É mais que evidente – ninguém o nega – que a milenar e celebrada civilização ocidental se afunda num mar de lama. São corruptos os homens de estado, os magistrados, os dirigentes associativos, os autarcas, os letrados. São corruptos os homens de negócios, os banqueiros, os financeiros, os filantropos. São corruptos os condutores das almas, os cardeais, os bispos, o clero. E não é só em Portugal que isto acontece. A corrupção alastra por todo o mundo capitalista.

Naturalmente que nada disto é coisa nova. Poder e corrupção sempre caminharam na História, lado a lado. Nunca, porém, em tão grande escala como agora. E nunca de modo tão público e desbragado. Se olharmos mais de perto o mundo em que se desenvolve livremente este clima de imoralidade e de imunidade da mentira pública e privada, veremos que ele se implanta em áreas cada vez mais extensas, sempre através da contradição de fundo, da carpintaria verbal e da duplicidade das leis. Mesmo que as legislações sejam aparentemente justas e adequadas, são redigidas de modo a que seja possível manter-lhes a forma mas mudar-lhes o sentido, com novas leituras e interpretações. Frequentemente, o campo onde a desonestidade pública se desenvolve é potenciado pelo próprio legislador. Há leis básicas, essenciais, que são um verdadeiro viveiro de eventuais alçapões. Veja-se, por exemplo, a Concordata entre o Vaticano e o Estado português. E quando legislam, os legisladores não estão em estado de inocência. Sabem que ajudam a construir uma sociedade baseada na desigualdade e na corrupção.

== Registos extraídos ==
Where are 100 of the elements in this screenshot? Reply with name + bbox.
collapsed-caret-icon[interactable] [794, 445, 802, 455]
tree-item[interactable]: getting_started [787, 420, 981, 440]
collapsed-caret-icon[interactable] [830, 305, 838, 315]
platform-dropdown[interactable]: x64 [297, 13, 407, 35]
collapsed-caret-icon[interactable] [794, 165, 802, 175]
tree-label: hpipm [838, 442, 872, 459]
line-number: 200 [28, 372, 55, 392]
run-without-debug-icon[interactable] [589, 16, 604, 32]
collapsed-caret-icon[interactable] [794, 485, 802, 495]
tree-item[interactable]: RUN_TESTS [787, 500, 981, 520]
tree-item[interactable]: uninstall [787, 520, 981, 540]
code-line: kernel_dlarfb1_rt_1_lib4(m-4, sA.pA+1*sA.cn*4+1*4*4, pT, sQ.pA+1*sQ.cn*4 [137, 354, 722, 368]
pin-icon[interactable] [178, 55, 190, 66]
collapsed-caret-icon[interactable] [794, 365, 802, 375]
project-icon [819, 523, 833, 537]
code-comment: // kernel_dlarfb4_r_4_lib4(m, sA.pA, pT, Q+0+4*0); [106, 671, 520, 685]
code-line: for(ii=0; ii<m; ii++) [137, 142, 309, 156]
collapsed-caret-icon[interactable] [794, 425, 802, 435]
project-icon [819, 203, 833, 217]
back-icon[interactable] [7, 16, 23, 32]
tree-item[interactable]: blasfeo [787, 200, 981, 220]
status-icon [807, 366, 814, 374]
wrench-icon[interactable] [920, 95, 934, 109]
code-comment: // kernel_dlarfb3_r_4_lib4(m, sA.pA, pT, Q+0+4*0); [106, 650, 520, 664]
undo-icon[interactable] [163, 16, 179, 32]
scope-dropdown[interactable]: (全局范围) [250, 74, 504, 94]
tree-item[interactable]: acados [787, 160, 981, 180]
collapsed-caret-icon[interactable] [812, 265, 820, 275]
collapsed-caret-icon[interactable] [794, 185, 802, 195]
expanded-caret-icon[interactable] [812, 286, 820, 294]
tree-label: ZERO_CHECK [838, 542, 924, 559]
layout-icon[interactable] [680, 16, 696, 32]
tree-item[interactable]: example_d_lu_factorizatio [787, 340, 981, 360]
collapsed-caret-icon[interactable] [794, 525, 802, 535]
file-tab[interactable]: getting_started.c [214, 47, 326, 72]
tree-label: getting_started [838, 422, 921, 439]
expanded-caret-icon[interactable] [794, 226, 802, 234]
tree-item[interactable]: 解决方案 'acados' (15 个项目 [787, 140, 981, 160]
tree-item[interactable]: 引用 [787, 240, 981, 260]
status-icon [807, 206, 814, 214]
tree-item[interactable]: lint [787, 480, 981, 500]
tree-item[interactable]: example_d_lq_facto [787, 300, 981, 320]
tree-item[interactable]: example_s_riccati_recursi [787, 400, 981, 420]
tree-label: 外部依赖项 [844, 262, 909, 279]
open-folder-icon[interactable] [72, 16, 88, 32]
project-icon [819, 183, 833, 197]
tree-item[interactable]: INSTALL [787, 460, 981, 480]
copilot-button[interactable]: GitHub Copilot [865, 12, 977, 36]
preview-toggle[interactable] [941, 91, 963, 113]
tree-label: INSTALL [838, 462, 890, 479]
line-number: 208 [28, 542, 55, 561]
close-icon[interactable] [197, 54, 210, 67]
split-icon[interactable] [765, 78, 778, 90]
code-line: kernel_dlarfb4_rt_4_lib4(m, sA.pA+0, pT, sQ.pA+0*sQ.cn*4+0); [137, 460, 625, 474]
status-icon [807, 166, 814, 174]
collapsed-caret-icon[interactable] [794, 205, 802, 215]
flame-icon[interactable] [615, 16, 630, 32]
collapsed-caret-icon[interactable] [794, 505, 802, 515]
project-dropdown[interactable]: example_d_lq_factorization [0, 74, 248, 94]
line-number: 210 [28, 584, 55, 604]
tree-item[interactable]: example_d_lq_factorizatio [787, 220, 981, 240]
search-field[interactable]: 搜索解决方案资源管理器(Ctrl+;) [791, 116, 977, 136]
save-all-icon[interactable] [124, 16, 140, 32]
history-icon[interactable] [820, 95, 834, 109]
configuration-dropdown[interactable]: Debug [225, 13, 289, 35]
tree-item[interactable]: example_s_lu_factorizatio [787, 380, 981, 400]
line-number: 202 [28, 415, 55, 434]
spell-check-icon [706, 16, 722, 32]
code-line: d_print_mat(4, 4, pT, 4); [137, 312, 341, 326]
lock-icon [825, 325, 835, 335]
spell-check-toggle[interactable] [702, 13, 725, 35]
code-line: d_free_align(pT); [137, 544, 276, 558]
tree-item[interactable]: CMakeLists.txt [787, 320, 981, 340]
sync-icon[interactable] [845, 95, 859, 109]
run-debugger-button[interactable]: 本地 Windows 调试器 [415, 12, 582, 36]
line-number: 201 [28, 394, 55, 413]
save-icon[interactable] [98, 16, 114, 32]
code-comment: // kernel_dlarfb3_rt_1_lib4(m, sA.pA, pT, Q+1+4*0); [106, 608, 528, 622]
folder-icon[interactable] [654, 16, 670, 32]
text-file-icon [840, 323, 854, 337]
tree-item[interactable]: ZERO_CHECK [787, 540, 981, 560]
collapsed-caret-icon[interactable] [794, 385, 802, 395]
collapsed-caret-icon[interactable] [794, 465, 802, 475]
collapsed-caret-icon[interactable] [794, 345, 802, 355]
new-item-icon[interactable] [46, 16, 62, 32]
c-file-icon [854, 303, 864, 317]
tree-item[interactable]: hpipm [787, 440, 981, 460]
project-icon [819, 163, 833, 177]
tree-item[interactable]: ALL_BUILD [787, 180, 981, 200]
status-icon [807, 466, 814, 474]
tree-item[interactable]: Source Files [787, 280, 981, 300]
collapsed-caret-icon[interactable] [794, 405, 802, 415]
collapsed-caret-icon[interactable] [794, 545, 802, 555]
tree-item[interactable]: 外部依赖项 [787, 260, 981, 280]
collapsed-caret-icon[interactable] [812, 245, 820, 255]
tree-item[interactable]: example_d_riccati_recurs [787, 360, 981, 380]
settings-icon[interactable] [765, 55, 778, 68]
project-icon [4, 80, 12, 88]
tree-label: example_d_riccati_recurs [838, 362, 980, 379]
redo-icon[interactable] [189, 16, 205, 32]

---

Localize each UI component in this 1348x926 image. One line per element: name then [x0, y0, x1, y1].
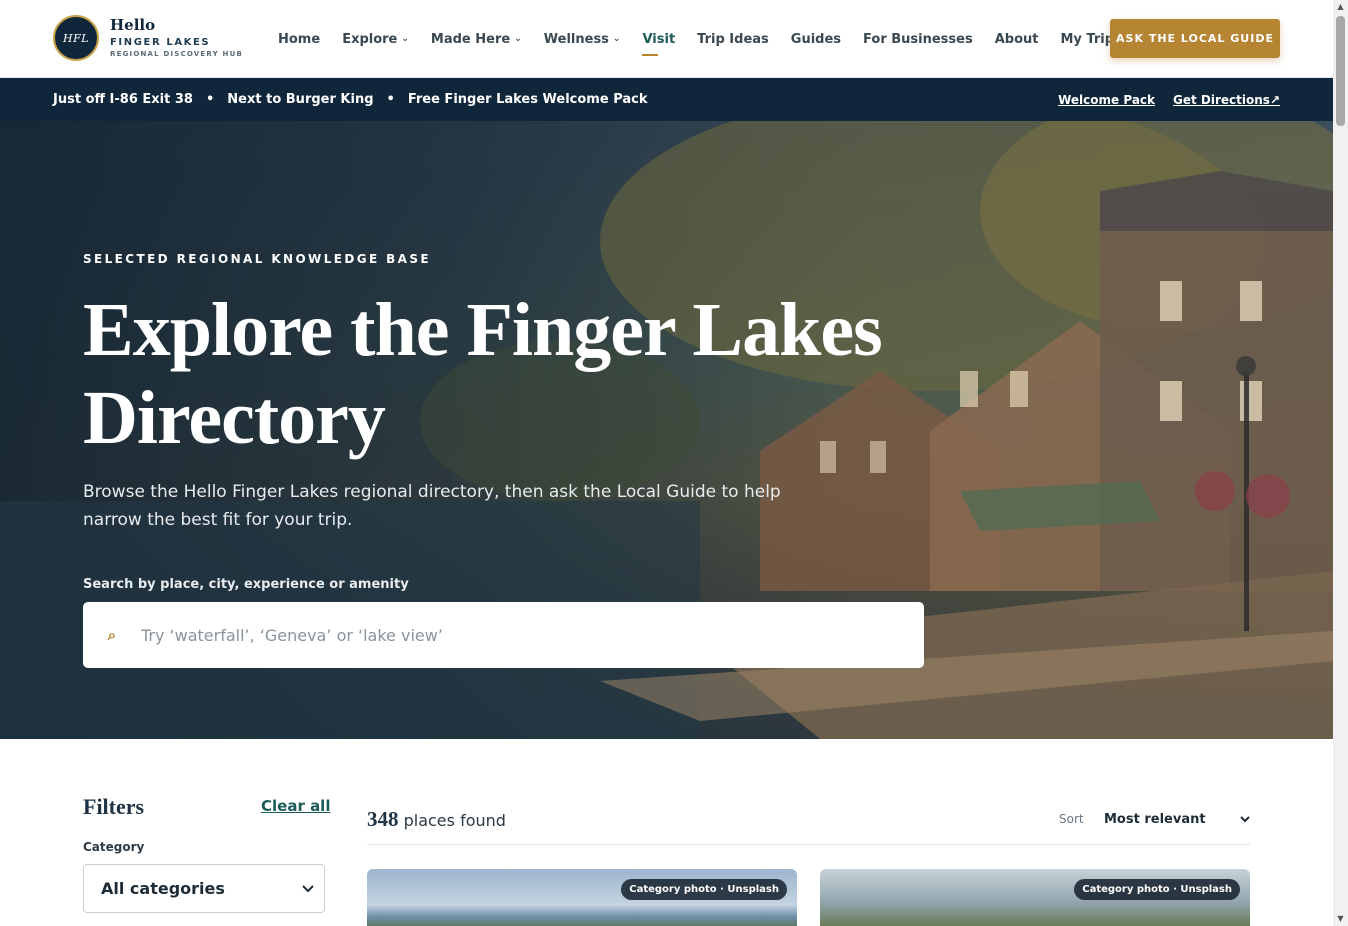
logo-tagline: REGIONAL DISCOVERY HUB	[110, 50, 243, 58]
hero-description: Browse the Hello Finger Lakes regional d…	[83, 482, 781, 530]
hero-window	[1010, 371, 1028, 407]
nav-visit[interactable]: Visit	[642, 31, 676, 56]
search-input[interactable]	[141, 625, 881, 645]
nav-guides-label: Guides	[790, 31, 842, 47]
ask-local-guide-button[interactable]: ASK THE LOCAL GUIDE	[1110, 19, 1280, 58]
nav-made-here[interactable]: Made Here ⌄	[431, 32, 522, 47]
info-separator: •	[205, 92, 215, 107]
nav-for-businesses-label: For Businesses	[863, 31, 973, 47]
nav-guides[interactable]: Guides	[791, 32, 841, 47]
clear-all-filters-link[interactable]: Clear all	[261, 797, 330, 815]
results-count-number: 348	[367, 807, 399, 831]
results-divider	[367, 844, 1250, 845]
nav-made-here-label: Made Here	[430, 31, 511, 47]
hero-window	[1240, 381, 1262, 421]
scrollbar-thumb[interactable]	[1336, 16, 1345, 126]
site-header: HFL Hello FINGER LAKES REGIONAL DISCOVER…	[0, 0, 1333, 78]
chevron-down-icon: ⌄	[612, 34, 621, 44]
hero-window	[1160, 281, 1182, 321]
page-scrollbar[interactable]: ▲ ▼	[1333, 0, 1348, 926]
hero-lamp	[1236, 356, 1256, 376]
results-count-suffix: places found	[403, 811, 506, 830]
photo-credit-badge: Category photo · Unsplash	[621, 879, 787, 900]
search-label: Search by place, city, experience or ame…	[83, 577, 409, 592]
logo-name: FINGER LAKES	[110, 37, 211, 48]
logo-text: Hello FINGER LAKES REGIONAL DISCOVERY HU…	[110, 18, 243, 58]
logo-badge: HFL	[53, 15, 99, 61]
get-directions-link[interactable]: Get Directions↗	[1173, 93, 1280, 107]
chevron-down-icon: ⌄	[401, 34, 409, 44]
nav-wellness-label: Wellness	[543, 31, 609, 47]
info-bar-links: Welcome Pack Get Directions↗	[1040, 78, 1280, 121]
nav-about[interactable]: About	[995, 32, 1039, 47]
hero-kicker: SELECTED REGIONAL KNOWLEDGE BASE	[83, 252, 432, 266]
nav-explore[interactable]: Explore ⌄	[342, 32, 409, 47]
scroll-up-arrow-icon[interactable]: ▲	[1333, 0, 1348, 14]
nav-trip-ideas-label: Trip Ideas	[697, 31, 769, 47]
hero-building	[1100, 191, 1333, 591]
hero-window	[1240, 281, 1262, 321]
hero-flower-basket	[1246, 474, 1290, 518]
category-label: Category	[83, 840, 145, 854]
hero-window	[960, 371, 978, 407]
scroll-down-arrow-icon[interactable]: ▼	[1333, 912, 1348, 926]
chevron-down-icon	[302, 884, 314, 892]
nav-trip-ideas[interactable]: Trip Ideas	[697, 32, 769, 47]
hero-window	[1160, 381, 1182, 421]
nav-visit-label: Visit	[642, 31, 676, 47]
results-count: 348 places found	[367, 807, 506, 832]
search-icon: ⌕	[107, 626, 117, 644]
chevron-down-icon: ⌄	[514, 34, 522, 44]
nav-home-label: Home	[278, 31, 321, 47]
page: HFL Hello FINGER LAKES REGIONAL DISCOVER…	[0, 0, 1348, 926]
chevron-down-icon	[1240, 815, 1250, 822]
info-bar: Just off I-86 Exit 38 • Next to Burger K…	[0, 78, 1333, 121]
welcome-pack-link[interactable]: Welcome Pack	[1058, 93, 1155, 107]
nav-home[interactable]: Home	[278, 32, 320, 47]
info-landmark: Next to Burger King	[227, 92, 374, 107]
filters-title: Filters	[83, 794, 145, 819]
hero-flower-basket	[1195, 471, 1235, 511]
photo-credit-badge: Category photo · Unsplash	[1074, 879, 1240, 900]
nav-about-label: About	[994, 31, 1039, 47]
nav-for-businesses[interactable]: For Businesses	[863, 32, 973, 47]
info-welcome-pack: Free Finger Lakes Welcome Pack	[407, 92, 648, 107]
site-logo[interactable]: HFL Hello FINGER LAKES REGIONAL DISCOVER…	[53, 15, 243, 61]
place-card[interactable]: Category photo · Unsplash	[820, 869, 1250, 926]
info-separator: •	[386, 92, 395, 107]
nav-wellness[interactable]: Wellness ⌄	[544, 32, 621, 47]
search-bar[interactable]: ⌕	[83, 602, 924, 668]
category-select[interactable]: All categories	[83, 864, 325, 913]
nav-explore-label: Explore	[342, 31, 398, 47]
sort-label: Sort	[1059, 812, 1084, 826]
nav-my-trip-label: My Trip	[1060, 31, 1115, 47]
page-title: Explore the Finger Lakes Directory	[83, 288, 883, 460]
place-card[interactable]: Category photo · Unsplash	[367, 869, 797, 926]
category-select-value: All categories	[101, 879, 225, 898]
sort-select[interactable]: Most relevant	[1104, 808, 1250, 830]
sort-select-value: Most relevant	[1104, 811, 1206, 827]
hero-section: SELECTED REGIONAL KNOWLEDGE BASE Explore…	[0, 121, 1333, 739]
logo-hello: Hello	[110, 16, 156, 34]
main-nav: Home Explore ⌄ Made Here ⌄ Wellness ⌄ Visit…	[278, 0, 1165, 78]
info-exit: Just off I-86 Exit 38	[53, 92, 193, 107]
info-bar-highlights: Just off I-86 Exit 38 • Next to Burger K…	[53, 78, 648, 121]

== Desafios ==
**1)** Reproduza sem alterações os registos, começando na linha que contém "logo-tagline: REGIONAL DISCOVERY" e terminando na linha que contém "381, 1262, 421]", ambas incluídas.
**2)** Dê seguimento ao texto sobre a corrupção a partir da última frase apresentada.

== As respostas ==
**1)**
logo-tagline: REGIONAL DISCOVERY HUB	[110, 50, 243, 58]
hero-description: Browse the Hello Finger Lakes regional d…	[83, 482, 781, 530]
hero-window	[1010, 371, 1028, 407]
nav-visit[interactable]: Visit	[642, 31, 676, 56]
search-input[interactable]	[141, 625, 881, 645]
nav-guides-label: Guides	[790, 31, 842, 47]
ask-local-guide-button[interactable]: ASK THE LOCAL GUIDE	[1110, 19, 1280, 58]
nav-made-here[interactable]: Made Here ⌄	[431, 32, 522, 47]
info-separator: •	[205, 92, 215, 107]
nav-for-businesses-label: For Businesses	[863, 31, 973, 47]
nav-guides[interactable]: Guides	[791, 32, 841, 47]
clear-all-filters-link[interactable]: Clear all	[261, 797, 330, 815]
results-count-number: 348	[367, 807, 399, 831]
results-divider	[367, 844, 1250, 845]
nav-made-here-label: Made Here	[430, 31, 511, 47]
hero-window	[1240, 381, 1262, 421]

**2)**
O carácter global da corrupção capitalista

Dir-se-á que, sendo na verdade o mundo dos altos negócios intensamente corrupto (o que é passivamente aceite como natural), já o Estado, a Justiça e o Poder Legislativo, pairam acima da corrupção. Esta máxima legal, mil vezes repetida ao longo da História ganhou estatuto de dogma mas é completamente falsa e altamente perigosa. Consciente ou inconscientemente, tende a encobrir o crime. No mundo dos altos negócios capitalistas e nas instituições baptizadas como «defensoras do povo» e do «penhor da justiça», há uma troca constante de interesses e de pessoas. Um bom contrato empresarial exige legislação que dê cobertura e garanta imunidade aos objectivos a alcançar. E logo ela ali surge, como que por milagre, pela mãozinha amiga do legislador. Cumpridos esses inconfessados objectivos, é frequente verem-se deputados ou juristas saltar da área legislativa para as administrações dos grupos económicos beneficiados. É-lhes também possível conservarem postos políticos e receberem dos empresários grandes lotes de acções e de «luvas», continuando a legislar. Através de transferências “blindadas” de valores, uma das razões de ser dos «offshores» e das sociedades financeiras anónimas. Por outro lado, o Estado vende ao desbarato o património nacional e transforma-se a si próprio, numa poderosa instituição financeira privada que compra e vende ao sabor das oscilações das bolsas de valores. Tudo se transforma em dinheiro.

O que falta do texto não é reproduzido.